● **Exercise directions**
Omit the pictures and return every entry exactly as written.
-- START OF Listing --
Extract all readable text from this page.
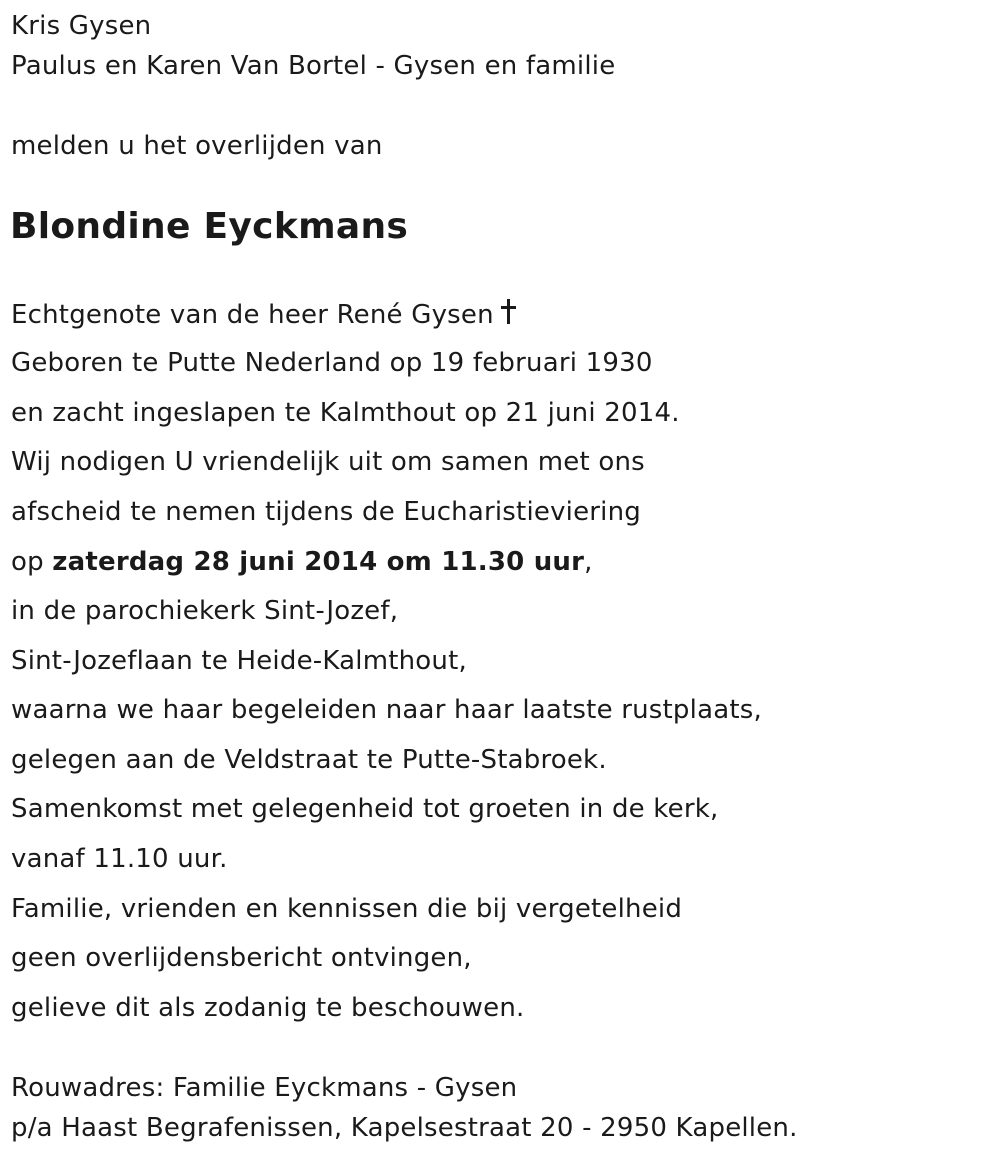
Kris Gysen
Paulus en Karen Van Bortel - Gysen en familie
melden u het overlijden van
Blondine Eyckmans
Echtgenote van de heer René Gysen
Geboren te Putte Nederland op 19 februari 1930
en zacht ingeslapen te Kalmthout op 21 juni 2014.
Wij nodigen U vriendelijk uit om samen met ons
afscheid te nemen tijdens de Eucharistieviering
op zaterdag 28 juni 2014 om 11.30 uur,
in de parochiekerk Sint-Jozef,
Sint-Jozeflaan te Heide-Kalmthout,
waarna we haar begeleiden naar haar laatste rustplaats,
gelegen aan de Veldstraat te Putte-Stabroek.
Samenkomst met gelegenheid tot groeten in de kerk,
vanaf 11.10 uur.
Familie, vrienden en kennissen die bij vergetelheid
geen overlijdensbericht ontvingen,
gelieve dit als zodanig te beschouwen.
Rouwadres: Familie Eyckmans - Gysen
p/a Haast Begrafenissen, Kapelsestraat 20 - 2950 Kapellen.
-- END OF Listing --
● **Output below**
Extract all readable text from this page.
Kris Gysen
Paulus en Karen Van Bortel - Gysen en familie
melden u het overlijden van
Blondine Eyckmans
Echtgenote van de heer René Gysen
Geboren te Putte Nederland op 19 februari 1930
en zacht ingeslapen te Kalmthout op 21 juni 2014.
Wij nodigen U vriendelijk uit om samen met ons
afscheid te nemen tijdens de Eucharistieviering
op zaterdag 28 juni 2014 om 11.30 uur,
in de parochiekerk Sint-Jozef,
Sint-Jozeflaan te Heide-Kalmthout,
waarna we haar begeleiden naar haar laatste rustplaats,
gelegen aan de Veldstraat te Putte-Stabroek.
Samenkomst met gelegenheid tot groeten in de kerk,
vanaf 11.10 uur.
Familie, vrienden en kennissen die bij vergetelheid
geen overlijdensbericht ontvingen,
gelieve dit als zodanig te beschouwen.
Rouwadres: Familie Eyckmans - Gysen
p/a Haast Begrafenissen, Kapelsestraat 20 - 2950 Kapellen.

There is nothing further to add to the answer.